» **What is being asked**
Which lines of the records contain "only"? Collect every one of them.

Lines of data
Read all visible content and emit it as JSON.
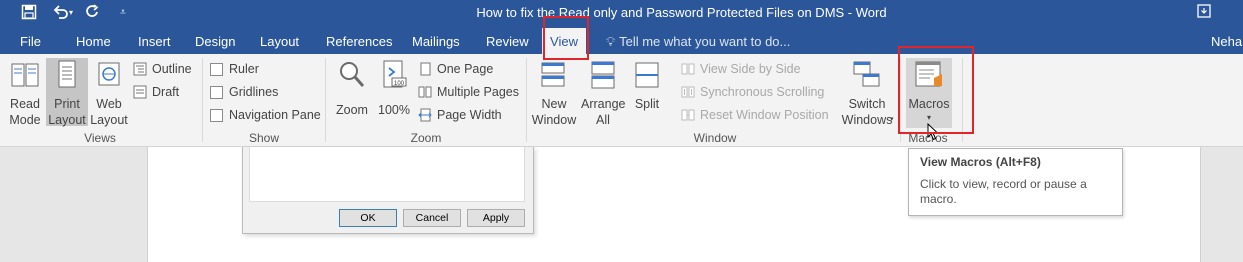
{
  "title_bar": {
    "document_title": "How to fix the Read only and Password Protected Files on DMS - Word",
    "qat": [
      "save-icon",
      "undo-icon",
      "redo-icon",
      "customize-qat-icon"
    ]
  },
  "tabs": [
    "File",
    "Home",
    "Insert",
    "Design",
    "Layout",
    "References",
    "Mailings",
    "Review",
    "View"
  ],
  "active_tab": "View",
  "tell_me": "Tell me what you want to do...",
  "user": "Neha",
  "ribbon": {
    "views": {
      "label": "Views",
      "read_mode": [
        "Read",
        "Mode"
      ],
      "print_layout": [
        "Print",
        "Layout"
      ],
      "web_layout": [
        "Web",
        "Layout"
      ],
      "outline": "Outline",
      "draft": "Draft"
    },
    "show": {
      "label": "Show",
      "ruler": "Ruler",
      "gridlines": "Gridlines",
      "navigation_pane": "Navigation Pane"
    },
    "zoom": {
      "label": "Zoom",
      "zoom": "Zoom",
      "hundred": "100%",
      "one_page": "One Page",
      "multiple_pages": "Multiple Pages",
      "page_width": "Page Width"
    },
    "window": {
      "label": "Window",
      "new_window": [
        "New",
        "Window"
      ],
      "arrange_all": [
        "Arrange",
        "All"
      ],
      "split": "Split",
      "view_side_by_side": "View Side by Side",
      "synchronous_scrolling": "Synchronous Scrolling",
      "reset_window_position": "Reset Window Position",
      "switch_windows": [
        "Switch",
        "Windows"
      ]
    },
    "macros": {
      "label": "Macros",
      "macros": "Macros"
    }
  },
  "dialog": {
    "ok": "OK",
    "cancel": "Cancel",
    "apply": "Apply"
  },
  "tooltip": {
    "title": "View Macros (Alt+F8)",
    "description": "Click to view, record or pause a macro."
  },
  "colors": {
    "title_bar": "#2b579a",
    "highlight_box": "#e0252b",
    "ribbon_background": "#f3f3f3"
  }
}
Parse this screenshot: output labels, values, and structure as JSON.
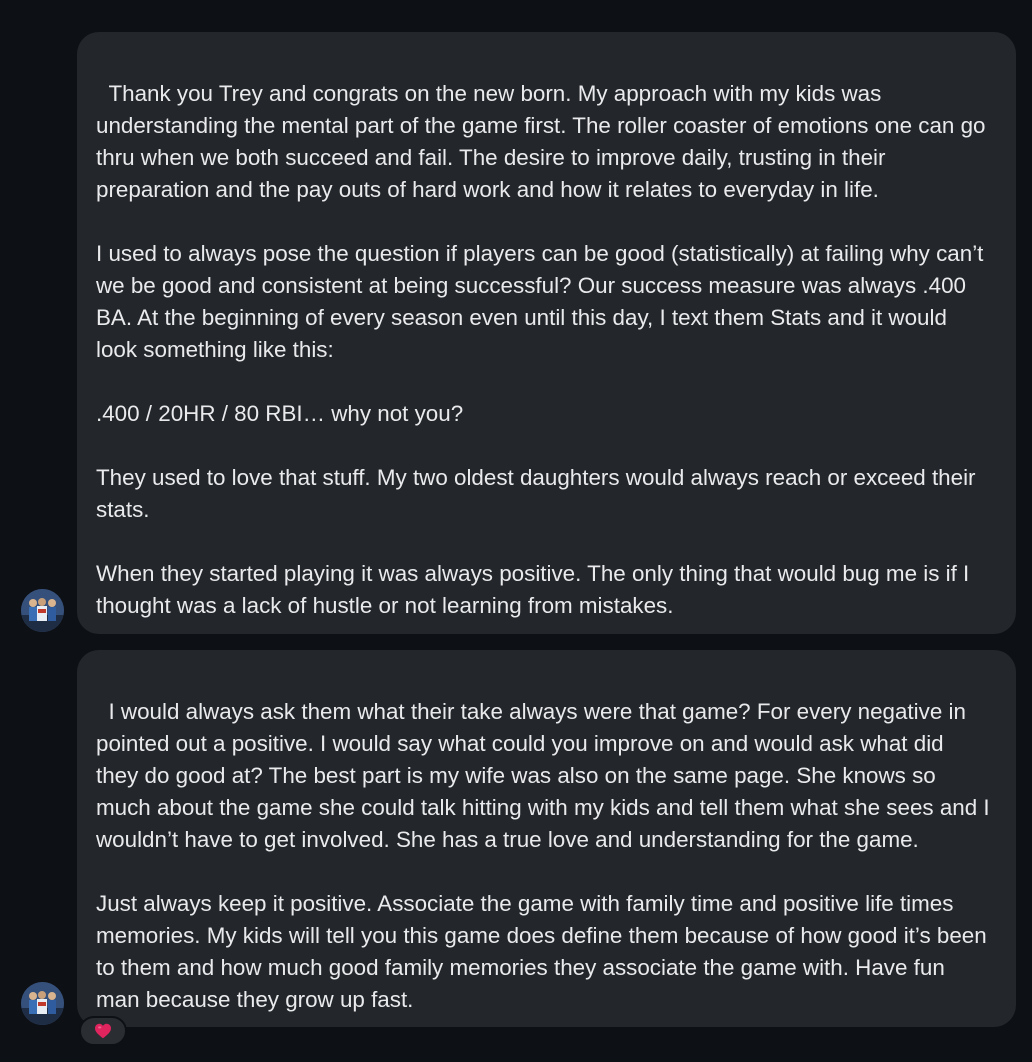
{
  "messages": [
    {
      "text": "Thank you Trey and congrats on the new born. My approach with my kids was understanding the mental part of the game first. The roller coaster of emotions one can go thru when we both succeed and fail. The desire to improve daily, trusting in their preparation and the pay outs of hard work and how it relates to everyday in life.\n\nI used to always pose the question if players can be good (statistically) at failing why can’t we be good and consistent at being successful? Our success measure was always .400 BA. At the beginning of every season even until this day, I text them Stats and it would look something like this:\n\n.400 / 20HR / 80 RBI… why not you?\n\nThey used to love that stuff. My two oldest daughters would always reach or exceed their stats.\n\nWhen they started playing it was always positive. The only thing that would bug me is if I thought was a lack of hustle or not learning from mistakes."
    },
    {
      "text": "I would always ask them what their take always were that game? For every negative in pointed out a positive. I would say what could you improve on and would ask what did they do good at? The best part is my wife was also on the same page. She knows so much about the game she could talk hitting with my kids and tell them what she sees and I wouldn’t have to get involved. She has a true love and understanding for the game.\n\nJust always keep it positive. Associate the game with family time and positive life times memories. My kids will tell you this game does define them because of how good it’s been to them and how much good family memories they associate the game with. Have fun man because they grow up fast."
    }
  ],
  "reaction": {
    "icon": "heart-icon",
    "color": "#e0245e"
  },
  "colors": {
    "background": "#0d1014",
    "bubble": "#23262b",
    "text": "#e9eaec"
  }
}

» **Response**
    "document_title": "How to fix the Read only and Password Protected Files on DMS - Word",
      "text": "Thank you Trey and congrats on the new born. My approach with my kids was understanding the mental part of the game first. The roller coaster of emotions one can go thru when we both succeed and fail. The desire to improve daily, trusting in their preparation and the pay outs of hard work and how it relates to everyday in life.\n\nI used to always pose the question if players can be good (statistically) at failing why can’t we be good and consistent at being successful? Our success measure was always .400 BA. At the beginning of every season even until this day, I text them Stats and it would look something like this:\n\n.400 / 20HR / 80 RBI… why not you?\n\nThey used to love that stuff. My two oldest daughters would always reach or exceed their stats.\n\nWhen they started playing it was always positive. The only thing that would bug me is if I thought was a lack of hustle or not learning from mistakes."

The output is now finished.